- What you will do -
Output every record below exactly as it appears.

- Recorded data -
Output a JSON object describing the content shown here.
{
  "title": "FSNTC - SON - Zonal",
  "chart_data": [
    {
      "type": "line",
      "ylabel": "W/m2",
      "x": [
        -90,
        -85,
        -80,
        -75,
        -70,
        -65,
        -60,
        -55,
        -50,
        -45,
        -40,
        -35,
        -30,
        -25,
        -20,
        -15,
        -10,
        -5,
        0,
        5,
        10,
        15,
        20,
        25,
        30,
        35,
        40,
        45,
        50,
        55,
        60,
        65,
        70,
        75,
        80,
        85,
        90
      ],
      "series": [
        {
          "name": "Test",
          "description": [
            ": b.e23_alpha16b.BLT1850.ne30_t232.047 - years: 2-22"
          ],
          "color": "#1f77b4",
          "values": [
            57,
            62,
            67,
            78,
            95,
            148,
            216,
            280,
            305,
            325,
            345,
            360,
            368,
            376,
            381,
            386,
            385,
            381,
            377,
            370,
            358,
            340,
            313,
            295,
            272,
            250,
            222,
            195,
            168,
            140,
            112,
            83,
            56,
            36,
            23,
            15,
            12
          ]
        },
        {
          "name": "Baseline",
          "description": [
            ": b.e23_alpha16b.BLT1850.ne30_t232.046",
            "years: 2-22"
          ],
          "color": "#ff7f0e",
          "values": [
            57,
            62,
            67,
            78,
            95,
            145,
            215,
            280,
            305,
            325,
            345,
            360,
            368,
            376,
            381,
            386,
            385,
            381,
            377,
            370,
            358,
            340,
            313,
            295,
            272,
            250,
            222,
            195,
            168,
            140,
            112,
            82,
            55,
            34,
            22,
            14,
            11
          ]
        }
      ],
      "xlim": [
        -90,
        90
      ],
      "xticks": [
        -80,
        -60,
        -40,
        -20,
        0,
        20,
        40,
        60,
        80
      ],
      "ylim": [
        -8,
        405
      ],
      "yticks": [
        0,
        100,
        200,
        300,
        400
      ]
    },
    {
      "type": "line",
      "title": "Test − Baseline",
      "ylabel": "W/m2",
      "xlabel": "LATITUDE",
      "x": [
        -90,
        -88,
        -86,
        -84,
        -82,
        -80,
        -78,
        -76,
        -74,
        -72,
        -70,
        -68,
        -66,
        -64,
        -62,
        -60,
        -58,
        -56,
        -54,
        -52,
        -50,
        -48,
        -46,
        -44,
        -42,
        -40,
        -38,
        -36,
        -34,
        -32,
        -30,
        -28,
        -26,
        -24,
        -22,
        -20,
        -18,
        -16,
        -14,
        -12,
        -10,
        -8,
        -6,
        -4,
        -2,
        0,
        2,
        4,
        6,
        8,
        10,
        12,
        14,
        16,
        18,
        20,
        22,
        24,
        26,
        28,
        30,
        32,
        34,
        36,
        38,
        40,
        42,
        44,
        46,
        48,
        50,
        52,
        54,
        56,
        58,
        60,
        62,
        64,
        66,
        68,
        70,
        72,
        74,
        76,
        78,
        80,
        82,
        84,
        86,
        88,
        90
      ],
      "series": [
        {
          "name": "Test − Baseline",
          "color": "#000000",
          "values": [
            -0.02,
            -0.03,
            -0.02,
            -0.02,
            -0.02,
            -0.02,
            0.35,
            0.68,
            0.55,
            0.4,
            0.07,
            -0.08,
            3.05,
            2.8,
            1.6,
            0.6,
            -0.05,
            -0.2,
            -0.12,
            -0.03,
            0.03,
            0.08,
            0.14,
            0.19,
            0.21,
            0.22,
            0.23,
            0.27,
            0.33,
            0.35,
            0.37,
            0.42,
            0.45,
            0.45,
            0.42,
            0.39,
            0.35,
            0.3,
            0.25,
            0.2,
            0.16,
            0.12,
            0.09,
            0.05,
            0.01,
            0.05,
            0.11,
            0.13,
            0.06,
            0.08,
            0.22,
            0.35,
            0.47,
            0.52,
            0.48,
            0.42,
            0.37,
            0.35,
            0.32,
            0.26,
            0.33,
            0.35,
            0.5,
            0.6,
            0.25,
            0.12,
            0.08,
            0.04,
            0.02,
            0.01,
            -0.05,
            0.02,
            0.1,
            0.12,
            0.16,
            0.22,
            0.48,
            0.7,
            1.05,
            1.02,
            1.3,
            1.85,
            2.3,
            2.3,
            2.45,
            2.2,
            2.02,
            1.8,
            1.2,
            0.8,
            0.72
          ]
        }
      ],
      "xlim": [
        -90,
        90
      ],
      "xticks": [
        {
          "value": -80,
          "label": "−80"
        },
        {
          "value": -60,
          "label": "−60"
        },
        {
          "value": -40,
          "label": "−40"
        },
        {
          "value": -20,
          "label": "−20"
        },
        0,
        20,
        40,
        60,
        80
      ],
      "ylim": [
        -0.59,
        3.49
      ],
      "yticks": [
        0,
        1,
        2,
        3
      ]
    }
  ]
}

- Final result -
Output a JSON object describing the content shown here.
{
  "title": "FSNTC - SON - Zonal",
  "chart_data": [
    {
      "type": "line",
      "ylabel": "W/m2",
      "x": [
        -90,
        -85,
        -80,
        -75,
        -70,
        -65,
        -60,
        -55,
        -50,
        -45,
        -40,
        -35,
        -30,
        -25,
        -20,
        -15,
        -10,
        -5,
        0,
        5,
        10,
        15,
        20,
        25,
        30,
        35,
        40,
        45,
        50,
        55,
        60,
        65,
        70,
        75,
        80,
        85,
        90
      ],
      "series": [
        {
          "name": "Test",
          "description": [
            ": b.e23_alpha16b.BLT1850.ne30_t232.047 - years: 2-22"
          ],
          "color": "#1f77b4",
          "values": [
            57,
            62,
            67,
            78,
            95,
            148,
            216,
            280,
            305,
            325,
            345,
            360,
            368,
            376,
            381,
            386,
            385,
            381,
            377,
            370,
            358,
            340,
            313,
            295,
            272,
            250,
            222,
            195,
            168,
            140,
            112,
            83,
            56,
            36,
            23,
            15,
            12
          ]
        },
        {
          "name": "Baseline",
          "description": [
            ": b.e23_alpha16b.BLT1850.ne30_t232.046",
            "years: 2-22"
          ],
          "color": "#ff7f0e",
          "values": [
            57,
            62,
            67,
            78,
            95,
            145,
            215,
            280,
            305,
            325,
            345,
            360,
            368,
            376,
            381,
            386,
            385,
            381,
            377,
            370,
            358,
            340,
            313,
            295,
            272,
            250,
            222,
            195,
            168,
            140,
            112,
            82,
            55,
            34,
            22,
            14,
            11
          ]
        }
      ],
      "xlim": [
        -90,
        90
      ],
      "xticks": [
        -80,
        -60,
        -40,
        -20,
        0,
        20,
        40,
        60,
        80
      ],
      "ylim": [
        -8,
        405
      ],
      "yticks": [
        0,
        100,
        200,
        300,
        400
      ]
    },
    {
      "type": "line",
      "title": "Test − Baseline",
      "ylabel": "W/m2",
      "xlabel": "LATITUDE",
      "x": [
        -90,
        -88,
        -86,
        -84,
        -82,
        -80,
        -78,
        -76,
        -74,
        -72,
        -70,
        -68,
        -66,
        -64,
        -62,
        -60,
        -58,
        -56,
        -54,
        -52,
        -50,
        -48,
        -46,
        -44,
        -42,
        -40,
        -38,
        -36,
        -34,
        -32,
        -30,
        -28,
        -26,
        -24,
        -22,
        -20,
        -18,
        -16,
        -14,
        -12,
        -10,
        -8,
        -6,
        -4,
        -2,
        0,
        2,
        4,
        6,
        8,
        10,
        12,
        14,
        16,
        18,
        20,
        22,
        24,
        26,
        28,
        30,
        32,
        34,
        36,
        38,
        40,
        42,
        44,
        46,
        48,
        50,
        52,
        54,
        56,
        58,
        60,
        62,
        64,
        66,
        68,
        70,
        72,
        74,
        76,
        78,
        80,
        82,
        84,
        86,
        88,
        90
      ],
      "series": [
        {
          "name": "Test − Baseline",
          "color": "#000000",
          "values": [
            -0.02,
            -0.03,
            -0.02,
            -0.02,
            -0.02,
            -0.02,
            0.35,
            0.68,
            0.55,
            0.4,
            0.07,
            -0.08,
            3.05,
            2.8,
            1.6,
            0.6,
            -0.05,
            -0.2,
            -0.12,
            -0.03,
            0.03,
            0.08,
            0.14,
            0.19,
            0.21,
            0.22,
            0.23,
            0.27,
            0.33,
            0.35,
            0.37,
            0.42,
            0.45,
            0.45,
            0.42,
            0.39,
            0.35,
            0.3,
            0.25,
            0.2,
            0.16,
            0.12,
            0.09,
            0.05,
            0.01,
            0.05,
            0.11,
            0.13,
            0.06,
            0.08,
            0.22,
            0.35,
            0.47,
            0.52,
            0.48,
            0.42,
            0.37,
            0.35,
            0.32,
            0.26,
            0.33,
            0.35,
            0.5,
            0.6,
            0.25,
            0.12,
            0.08,
            0.04,
            0.02,
            0.01,
            -0.05,
            0.02,
            0.1,
            0.12,
            0.16,
            0.22,
            0.48,
            0.7,
            1.05,
            1.02,
            1.3,
            1.85,
            2.3,
            2.3,
            2.45,
            2.2,
            2.02,
            1.8,
            1.2,
            0.8,
            0.72
          ]
        }
      ],
      "xlim": [
        -90,
        90
      ],
      "xticks": [
        {
          "value": -80,
          "label": "−80"
        },
        {
          "value": -60,
          "label": "−60"
        },
        {
          "value": -40,
          "label": "−40"
        },
        {
          "value": -20,
          "label": "−20"
        },
        0,
        20,
        40,
        60,
        80
      ],
      "ylim": [
        -0.59,
        3.49
      ],
      "yticks": [
        0,
        1,
        2,
        3
      ]
    }
  ]
}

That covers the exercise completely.